(Task brief) Transcribe the material verbatim in full; the pictures do not belong in the copy.

____ Source records

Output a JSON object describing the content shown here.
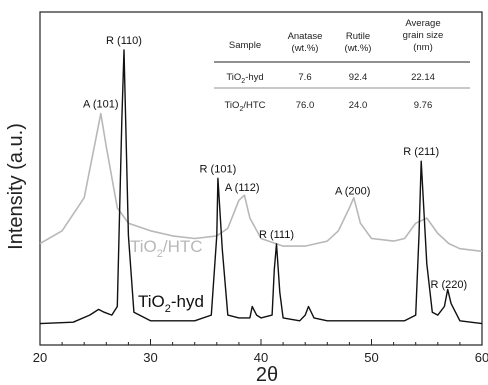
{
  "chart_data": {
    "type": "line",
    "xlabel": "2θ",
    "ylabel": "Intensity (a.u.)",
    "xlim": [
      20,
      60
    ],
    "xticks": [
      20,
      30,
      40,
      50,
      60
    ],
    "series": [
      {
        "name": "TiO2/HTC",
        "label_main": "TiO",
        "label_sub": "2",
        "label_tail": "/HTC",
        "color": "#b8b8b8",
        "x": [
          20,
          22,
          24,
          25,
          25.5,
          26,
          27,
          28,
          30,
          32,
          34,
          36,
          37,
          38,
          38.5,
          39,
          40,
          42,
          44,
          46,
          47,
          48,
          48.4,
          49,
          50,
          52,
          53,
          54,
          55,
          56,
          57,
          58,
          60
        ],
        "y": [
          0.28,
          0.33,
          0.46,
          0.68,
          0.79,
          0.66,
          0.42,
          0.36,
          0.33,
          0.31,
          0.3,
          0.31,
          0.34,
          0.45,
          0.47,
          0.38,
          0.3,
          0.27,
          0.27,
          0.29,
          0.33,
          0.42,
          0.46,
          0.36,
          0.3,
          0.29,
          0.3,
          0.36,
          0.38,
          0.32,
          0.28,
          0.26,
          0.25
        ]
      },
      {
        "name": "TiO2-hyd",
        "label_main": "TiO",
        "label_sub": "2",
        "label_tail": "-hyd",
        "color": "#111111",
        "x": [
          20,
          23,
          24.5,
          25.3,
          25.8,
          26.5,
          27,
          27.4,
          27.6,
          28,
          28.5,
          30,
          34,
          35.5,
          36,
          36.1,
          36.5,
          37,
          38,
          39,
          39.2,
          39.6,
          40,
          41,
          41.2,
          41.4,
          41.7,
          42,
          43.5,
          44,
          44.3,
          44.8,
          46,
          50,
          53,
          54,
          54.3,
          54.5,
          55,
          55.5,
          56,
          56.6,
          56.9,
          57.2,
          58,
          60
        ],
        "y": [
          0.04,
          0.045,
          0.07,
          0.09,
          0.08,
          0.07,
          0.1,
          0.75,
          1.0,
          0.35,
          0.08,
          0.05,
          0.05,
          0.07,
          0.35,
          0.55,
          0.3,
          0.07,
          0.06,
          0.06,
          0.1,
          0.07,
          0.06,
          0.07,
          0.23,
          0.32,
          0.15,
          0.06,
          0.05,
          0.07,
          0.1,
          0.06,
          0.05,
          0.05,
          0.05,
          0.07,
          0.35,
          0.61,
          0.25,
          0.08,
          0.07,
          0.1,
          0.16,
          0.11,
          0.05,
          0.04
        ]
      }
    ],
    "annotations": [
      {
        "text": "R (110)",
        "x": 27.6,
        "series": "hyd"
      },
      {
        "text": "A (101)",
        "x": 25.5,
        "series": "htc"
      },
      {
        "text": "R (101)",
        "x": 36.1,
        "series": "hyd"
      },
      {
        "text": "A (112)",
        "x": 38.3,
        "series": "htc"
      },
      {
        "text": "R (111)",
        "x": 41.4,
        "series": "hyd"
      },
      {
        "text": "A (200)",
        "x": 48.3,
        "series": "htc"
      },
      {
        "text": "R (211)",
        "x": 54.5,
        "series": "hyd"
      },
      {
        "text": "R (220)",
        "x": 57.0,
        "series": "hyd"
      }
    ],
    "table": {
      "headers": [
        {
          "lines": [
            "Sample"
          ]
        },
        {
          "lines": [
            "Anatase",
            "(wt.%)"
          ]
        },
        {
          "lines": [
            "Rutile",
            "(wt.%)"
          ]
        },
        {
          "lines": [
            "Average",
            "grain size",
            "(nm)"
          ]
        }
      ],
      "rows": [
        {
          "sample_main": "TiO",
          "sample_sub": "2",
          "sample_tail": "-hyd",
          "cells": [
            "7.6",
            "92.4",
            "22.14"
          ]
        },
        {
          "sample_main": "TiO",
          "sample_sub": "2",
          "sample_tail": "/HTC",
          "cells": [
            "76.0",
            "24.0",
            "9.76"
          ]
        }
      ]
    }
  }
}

________

(Task response)
Output a JSON object describing the content shown here.
{
  "chart_data": {
    "type": "line",
    "xlabel": "2θ",
    "ylabel": "Intensity (a.u.)",
    "xlim": [
      20,
      60
    ],
    "xticks": [
      20,
      30,
      40,
      50,
      60
    ],
    "series": [
      {
        "name": "TiO2/HTC",
        "label_main": "TiO",
        "label_sub": "2",
        "label_tail": "/HTC",
        "color": "#b8b8b8",
        "x": [
          20,
          22,
          24,
          25,
          25.5,
          26,
          27,
          28,
          30,
          32,
          34,
          36,
          37,
          38,
          38.5,
          39,
          40,
          42,
          44,
          46,
          47,
          48,
          48.4,
          49,
          50,
          52,
          53,
          54,
          55,
          56,
          57,
          58,
          60
        ],
        "y": [
          0.28,
          0.33,
          0.46,
          0.68,
          0.79,
          0.66,
          0.42,
          0.36,
          0.33,
          0.31,
          0.3,
          0.31,
          0.34,
          0.45,
          0.47,
          0.38,
          0.3,
          0.27,
          0.27,
          0.29,
          0.33,
          0.42,
          0.46,
          0.36,
          0.3,
          0.29,
          0.3,
          0.36,
          0.38,
          0.32,
          0.28,
          0.26,
          0.25
        ]
      },
      {
        "name": "TiO2-hyd",
        "label_main": "TiO",
        "label_sub": "2",
        "label_tail": "-hyd",
        "color": "#111111",
        "x": [
          20,
          23,
          24.5,
          25.3,
          25.8,
          26.5,
          27,
          27.4,
          27.6,
          28,
          28.5,
          30,
          34,
          35.5,
          36,
          36.1,
          36.5,
          37,
          38,
          39,
          39.2,
          39.6,
          40,
          41,
          41.2,
          41.4,
          41.7,
          42,
          43.5,
          44,
          44.3,
          44.8,
          46,
          50,
          53,
          54,
          54.3,
          54.5,
          55,
          55.5,
          56,
          56.6,
          56.9,
          57.2,
          58,
          60
        ],
        "y": [
          0.04,
          0.045,
          0.07,
          0.09,
          0.08,
          0.07,
          0.1,
          0.75,
          1.0,
          0.35,
          0.08,
          0.05,
          0.05,
          0.07,
          0.35,
          0.55,
          0.3,
          0.07,
          0.06,
          0.06,
          0.1,
          0.07,
          0.06,
          0.07,
          0.23,
          0.32,
          0.15,
          0.06,
          0.05,
          0.07,
          0.1,
          0.06,
          0.05,
          0.05,
          0.05,
          0.07,
          0.35,
          0.61,
          0.25,
          0.08,
          0.07,
          0.1,
          0.16,
          0.11,
          0.05,
          0.04
        ]
      }
    ],
    "annotations": [
      {
        "text": "R (110)",
        "x": 27.6,
        "series": "hyd"
      },
      {
        "text": "A (101)",
        "x": 25.5,
        "series": "htc"
      },
      {
        "text": "R (101)",
        "x": 36.1,
        "series": "hyd"
      },
      {
        "text": "A (112)",
        "x": 38.3,
        "series": "htc"
      },
      {
        "text": "R (111)",
        "x": 41.4,
        "series": "hyd"
      },
      {
        "text": "A (200)",
        "x": 48.3,
        "series": "htc"
      },
      {
        "text": "R (211)",
        "x": 54.5,
        "series": "hyd"
      },
      {
        "text": "R (220)",
        "x": 57.0,
        "series": "hyd"
      }
    ],
    "table": {
      "headers": [
        {
          "lines": [
            "Sample"
          ]
        },
        {
          "lines": [
            "Anatase",
            "(wt.%)"
          ]
        },
        {
          "lines": [
            "Rutile",
            "(wt.%)"
          ]
        },
        {
          "lines": [
            "Average",
            "grain size",
            "(nm)"
          ]
        }
      ],
      "rows": [
        {
          "sample_main": "TiO",
          "sample_sub": "2",
          "sample_tail": "-hyd",
          "cells": [
            "7.6",
            "92.4",
            "22.14"
          ]
        },
        {
          "sample_main": "TiO",
          "sample_sub": "2",
          "sample_tail": "/HTC",
          "cells": [
            "76.0",
            "24.0",
            "9.76"
          ]
        }
      ]
    }
  }
}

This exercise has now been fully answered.